All entries must be extracted exactly, with nothing added or dropped.

───── RECORDS SHOWN

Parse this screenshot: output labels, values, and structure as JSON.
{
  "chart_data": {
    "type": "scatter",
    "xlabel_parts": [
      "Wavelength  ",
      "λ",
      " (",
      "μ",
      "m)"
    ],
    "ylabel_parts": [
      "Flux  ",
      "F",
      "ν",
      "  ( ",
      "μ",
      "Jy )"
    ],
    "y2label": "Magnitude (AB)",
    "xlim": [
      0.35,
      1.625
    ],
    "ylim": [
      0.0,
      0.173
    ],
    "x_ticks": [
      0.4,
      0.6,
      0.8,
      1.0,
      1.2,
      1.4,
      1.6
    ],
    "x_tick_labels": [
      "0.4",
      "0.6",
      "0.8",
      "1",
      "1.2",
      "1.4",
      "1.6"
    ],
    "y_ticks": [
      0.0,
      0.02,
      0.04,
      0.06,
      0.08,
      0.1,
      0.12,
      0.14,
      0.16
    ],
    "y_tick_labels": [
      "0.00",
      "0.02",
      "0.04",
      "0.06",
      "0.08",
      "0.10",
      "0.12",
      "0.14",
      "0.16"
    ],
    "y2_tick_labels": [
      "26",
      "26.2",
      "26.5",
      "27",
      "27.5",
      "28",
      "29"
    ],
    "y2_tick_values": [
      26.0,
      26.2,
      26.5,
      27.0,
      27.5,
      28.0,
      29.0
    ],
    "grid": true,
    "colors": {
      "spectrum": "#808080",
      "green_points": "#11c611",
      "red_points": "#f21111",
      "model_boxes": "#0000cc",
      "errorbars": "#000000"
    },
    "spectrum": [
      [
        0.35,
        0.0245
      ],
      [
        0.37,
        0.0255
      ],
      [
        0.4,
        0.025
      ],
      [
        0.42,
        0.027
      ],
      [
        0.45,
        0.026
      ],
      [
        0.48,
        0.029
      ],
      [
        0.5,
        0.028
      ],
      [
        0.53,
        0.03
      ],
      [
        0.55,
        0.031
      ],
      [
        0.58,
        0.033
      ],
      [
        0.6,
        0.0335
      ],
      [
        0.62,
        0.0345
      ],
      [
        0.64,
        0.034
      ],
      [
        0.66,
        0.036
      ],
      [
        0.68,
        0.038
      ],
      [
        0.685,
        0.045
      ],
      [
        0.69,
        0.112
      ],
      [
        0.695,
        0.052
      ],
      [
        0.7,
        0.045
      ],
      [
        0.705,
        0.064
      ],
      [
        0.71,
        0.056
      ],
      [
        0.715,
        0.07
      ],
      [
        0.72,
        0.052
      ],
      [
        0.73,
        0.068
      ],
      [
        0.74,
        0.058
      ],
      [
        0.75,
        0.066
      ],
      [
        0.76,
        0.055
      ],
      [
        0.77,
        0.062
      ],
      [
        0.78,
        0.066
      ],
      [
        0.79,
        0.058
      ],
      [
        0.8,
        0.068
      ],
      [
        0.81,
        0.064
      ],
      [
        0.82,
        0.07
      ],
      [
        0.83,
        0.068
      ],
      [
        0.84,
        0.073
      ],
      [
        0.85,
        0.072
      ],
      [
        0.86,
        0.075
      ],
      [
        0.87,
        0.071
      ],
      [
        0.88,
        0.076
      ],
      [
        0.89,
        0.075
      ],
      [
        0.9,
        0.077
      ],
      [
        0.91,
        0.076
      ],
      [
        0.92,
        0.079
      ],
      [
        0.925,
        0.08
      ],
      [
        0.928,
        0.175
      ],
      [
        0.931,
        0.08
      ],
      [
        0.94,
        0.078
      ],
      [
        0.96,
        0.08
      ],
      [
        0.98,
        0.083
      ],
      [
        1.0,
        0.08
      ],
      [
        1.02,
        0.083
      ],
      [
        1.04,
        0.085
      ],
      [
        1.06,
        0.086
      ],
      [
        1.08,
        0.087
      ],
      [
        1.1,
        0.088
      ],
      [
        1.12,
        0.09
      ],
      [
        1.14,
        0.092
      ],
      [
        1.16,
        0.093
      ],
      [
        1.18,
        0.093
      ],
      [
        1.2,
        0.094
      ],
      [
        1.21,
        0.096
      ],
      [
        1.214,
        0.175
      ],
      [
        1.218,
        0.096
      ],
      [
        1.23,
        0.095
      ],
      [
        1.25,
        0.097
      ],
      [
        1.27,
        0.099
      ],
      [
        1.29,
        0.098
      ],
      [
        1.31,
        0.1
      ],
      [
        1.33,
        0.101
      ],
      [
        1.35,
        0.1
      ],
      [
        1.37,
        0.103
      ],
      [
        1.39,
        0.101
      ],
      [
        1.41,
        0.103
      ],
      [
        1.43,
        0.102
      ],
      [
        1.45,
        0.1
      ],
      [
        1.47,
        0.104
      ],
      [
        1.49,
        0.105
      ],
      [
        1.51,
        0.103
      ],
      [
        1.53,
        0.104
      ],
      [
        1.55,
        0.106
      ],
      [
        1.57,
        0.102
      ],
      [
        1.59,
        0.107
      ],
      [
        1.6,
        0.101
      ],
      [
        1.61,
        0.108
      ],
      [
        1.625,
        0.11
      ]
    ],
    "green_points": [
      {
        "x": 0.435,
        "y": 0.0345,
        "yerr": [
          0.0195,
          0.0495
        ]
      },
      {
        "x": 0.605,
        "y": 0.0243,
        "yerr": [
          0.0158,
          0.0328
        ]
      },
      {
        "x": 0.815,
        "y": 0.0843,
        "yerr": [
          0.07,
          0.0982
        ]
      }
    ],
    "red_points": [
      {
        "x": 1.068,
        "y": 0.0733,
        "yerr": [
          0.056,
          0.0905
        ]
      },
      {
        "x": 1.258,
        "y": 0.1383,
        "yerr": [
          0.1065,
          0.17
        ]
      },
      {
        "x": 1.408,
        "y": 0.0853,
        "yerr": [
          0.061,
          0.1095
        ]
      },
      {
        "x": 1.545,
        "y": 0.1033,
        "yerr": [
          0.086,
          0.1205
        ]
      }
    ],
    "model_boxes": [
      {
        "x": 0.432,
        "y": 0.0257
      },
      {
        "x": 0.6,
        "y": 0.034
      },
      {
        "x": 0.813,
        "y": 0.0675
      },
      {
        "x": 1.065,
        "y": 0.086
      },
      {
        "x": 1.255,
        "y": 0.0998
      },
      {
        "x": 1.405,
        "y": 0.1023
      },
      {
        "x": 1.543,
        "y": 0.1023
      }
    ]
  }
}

──────────

# FULL SOLUTION:
Parse this screenshot: output labels, values, and structure as JSON.
{
  "chart_data": {
    "type": "scatter",
    "xlabel_parts": [
      "Wavelength  ",
      "λ",
      " (",
      "μ",
      "m)"
    ],
    "ylabel_parts": [
      "Flux  ",
      "F",
      "ν",
      "  ( ",
      "μ",
      "Jy )"
    ],
    "y2label": "Magnitude (AB)",
    "xlim": [
      0.35,
      1.625
    ],
    "ylim": [
      0.0,
      0.173
    ],
    "x_ticks": [
      0.4,
      0.6,
      0.8,
      1.0,
      1.2,
      1.4,
      1.6
    ],
    "x_tick_labels": [
      "0.4",
      "0.6",
      "0.8",
      "1",
      "1.2",
      "1.4",
      "1.6"
    ],
    "y_ticks": [
      0.0,
      0.02,
      0.04,
      0.06,
      0.08,
      0.1,
      0.12,
      0.14,
      0.16
    ],
    "y_tick_labels": [
      "0.00",
      "0.02",
      "0.04",
      "0.06",
      "0.08",
      "0.10",
      "0.12",
      "0.14",
      "0.16"
    ],
    "y2_tick_labels": [
      "26",
      "26.2",
      "26.5",
      "27",
      "27.5",
      "28",
      "29"
    ],
    "y2_tick_values": [
      26.0,
      26.2,
      26.5,
      27.0,
      27.5,
      28.0,
      29.0
    ],
    "grid": true,
    "colors": {
      "spectrum": "#808080",
      "green_points": "#11c611",
      "red_points": "#f21111",
      "model_boxes": "#0000cc",
      "errorbars": "#000000"
    },
    "spectrum": [
      [
        0.35,
        0.0245
      ],
      [
        0.37,
        0.0255
      ],
      [
        0.4,
        0.025
      ],
      [
        0.42,
        0.027
      ],
      [
        0.45,
        0.026
      ],
      [
        0.48,
        0.029
      ],
      [
        0.5,
        0.028
      ],
      [
        0.53,
        0.03
      ],
      [
        0.55,
        0.031
      ],
      [
        0.58,
        0.033
      ],
      [
        0.6,
        0.0335
      ],
      [
        0.62,
        0.0345
      ],
      [
        0.64,
        0.034
      ],
      [
        0.66,
        0.036
      ],
      [
        0.68,
        0.038
      ],
      [
        0.685,
        0.045
      ],
      [
        0.69,
        0.112
      ],
      [
        0.695,
        0.052
      ],
      [
        0.7,
        0.045
      ],
      [
        0.705,
        0.064
      ],
      [
        0.71,
        0.056
      ],
      [
        0.715,
        0.07
      ],
      [
        0.72,
        0.052
      ],
      [
        0.73,
        0.068
      ],
      [
        0.74,
        0.058
      ],
      [
        0.75,
        0.066
      ],
      [
        0.76,
        0.055
      ],
      [
        0.77,
        0.062
      ],
      [
        0.78,
        0.066
      ],
      [
        0.79,
        0.058
      ],
      [
        0.8,
        0.068
      ],
      [
        0.81,
        0.064
      ],
      [
        0.82,
        0.07
      ],
      [
        0.83,
        0.068
      ],
      [
        0.84,
        0.073
      ],
      [
        0.85,
        0.072
      ],
      [
        0.86,
        0.075
      ],
      [
        0.87,
        0.071
      ],
      [
        0.88,
        0.076
      ],
      [
        0.89,
        0.075
      ],
      [
        0.9,
        0.077
      ],
      [
        0.91,
        0.076
      ],
      [
        0.92,
        0.079
      ],
      [
        0.925,
        0.08
      ],
      [
        0.928,
        0.175
      ],
      [
        0.931,
        0.08
      ],
      [
        0.94,
        0.078
      ],
      [
        0.96,
        0.08
      ],
      [
        0.98,
        0.083
      ],
      [
        1.0,
        0.08
      ],
      [
        1.02,
        0.083
      ],
      [
        1.04,
        0.085
      ],
      [
        1.06,
        0.086
      ],
      [
        1.08,
        0.087
      ],
      [
        1.1,
        0.088
      ],
      [
        1.12,
        0.09
      ],
      [
        1.14,
        0.092
      ],
      [
        1.16,
        0.093
      ],
      [
        1.18,
        0.093
      ],
      [
        1.2,
        0.094
      ],
      [
        1.21,
        0.096
      ],
      [
        1.214,
        0.175
      ],
      [
        1.218,
        0.096
      ],
      [
        1.23,
        0.095
      ],
      [
        1.25,
        0.097
      ],
      [
        1.27,
        0.099
      ],
      [
        1.29,
        0.098
      ],
      [
        1.31,
        0.1
      ],
      [
        1.33,
        0.101
      ],
      [
        1.35,
        0.1
      ],
      [
        1.37,
        0.103
      ],
      [
        1.39,
        0.101
      ],
      [
        1.41,
        0.103
      ],
      [
        1.43,
        0.102
      ],
      [
        1.45,
        0.1
      ],
      [
        1.47,
        0.104
      ],
      [
        1.49,
        0.105
      ],
      [
        1.51,
        0.103
      ],
      [
        1.53,
        0.104
      ],
      [
        1.55,
        0.106
      ],
      [
        1.57,
        0.102
      ],
      [
        1.59,
        0.107
      ],
      [
        1.6,
        0.101
      ],
      [
        1.61,
        0.108
      ],
      [
        1.625,
        0.11
      ]
    ],
    "green_points": [
      {
        "x": 0.435,
        "y": 0.0345,
        "yerr": [
          0.0195,
          0.0495
        ]
      },
      {
        "x": 0.605,
        "y": 0.0243,
        "yerr": [
          0.0158,
          0.0328
        ]
      },
      {
        "x": 0.815,
        "y": 0.0843,
        "yerr": [
          0.07,
          0.0982
        ]
      }
    ],
    "red_points": [
      {
        "x": 1.068,
        "y": 0.0733,
        "yerr": [
          0.056,
          0.0905
        ]
      },
      {
        "x": 1.258,
        "y": 0.1383,
        "yerr": [
          0.1065,
          0.17
        ]
      },
      {
        "x": 1.408,
        "y": 0.0853,
        "yerr": [
          0.061,
          0.1095
        ]
      },
      {
        "x": 1.545,
        "y": 0.1033,
        "yerr": [
          0.086,
          0.1205
        ]
      }
    ],
    "model_boxes": [
      {
        "x": 0.432,
        "y": 0.0257
      },
      {
        "x": 0.6,
        "y": 0.034
      },
      {
        "x": 0.813,
        "y": 0.0675
      },
      {
        "x": 1.065,
        "y": 0.086
      },
      {
        "x": 1.255,
        "y": 0.0998
      },
      {
        "x": 1.405,
        "y": 0.1023
      },
      {
        "x": 1.543,
        "y": 0.1023
      }
    ]
  }
}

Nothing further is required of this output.